(Dataset items)

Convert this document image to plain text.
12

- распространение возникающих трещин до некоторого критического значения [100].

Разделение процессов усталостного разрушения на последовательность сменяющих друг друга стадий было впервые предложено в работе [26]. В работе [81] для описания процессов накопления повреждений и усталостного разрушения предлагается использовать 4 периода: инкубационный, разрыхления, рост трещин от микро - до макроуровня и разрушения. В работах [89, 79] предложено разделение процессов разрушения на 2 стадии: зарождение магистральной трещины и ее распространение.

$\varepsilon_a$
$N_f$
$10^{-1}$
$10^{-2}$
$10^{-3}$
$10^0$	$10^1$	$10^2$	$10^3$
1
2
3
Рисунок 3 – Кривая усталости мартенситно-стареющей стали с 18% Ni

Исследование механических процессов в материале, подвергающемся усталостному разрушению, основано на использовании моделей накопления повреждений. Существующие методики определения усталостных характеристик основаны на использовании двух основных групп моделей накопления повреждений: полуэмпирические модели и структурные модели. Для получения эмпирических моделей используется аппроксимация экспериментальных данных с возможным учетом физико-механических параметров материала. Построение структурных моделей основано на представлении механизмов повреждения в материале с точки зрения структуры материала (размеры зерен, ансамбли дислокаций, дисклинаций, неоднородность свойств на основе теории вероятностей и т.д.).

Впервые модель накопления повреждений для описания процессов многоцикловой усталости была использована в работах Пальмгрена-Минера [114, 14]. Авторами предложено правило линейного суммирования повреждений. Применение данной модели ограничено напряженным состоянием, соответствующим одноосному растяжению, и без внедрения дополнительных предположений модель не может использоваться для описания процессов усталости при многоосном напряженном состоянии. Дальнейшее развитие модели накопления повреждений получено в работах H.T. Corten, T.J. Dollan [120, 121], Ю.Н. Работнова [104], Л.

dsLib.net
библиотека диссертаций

Task prompt —
Go through the records above, find every line with the word "трещин", and list those lines.

Problem solution —
- распространение возникающих трещин до некоторого критического значения [100].
Разделение процессов усталостного разрушения на последовательность сменяющих друг друга стадий было впервые предложено в работе [26]. В работе [81] для описания процессов накопления повреждений и усталостного разрушения предлагается использовать 4 периода: инкубационный, разрыхления, рост трещин от микро - до макроуровня и разрушения. В работах [89, 79] предложено разделение процессов разрушения на 2 стадии: зарождение магистральной трещины и ее распространение.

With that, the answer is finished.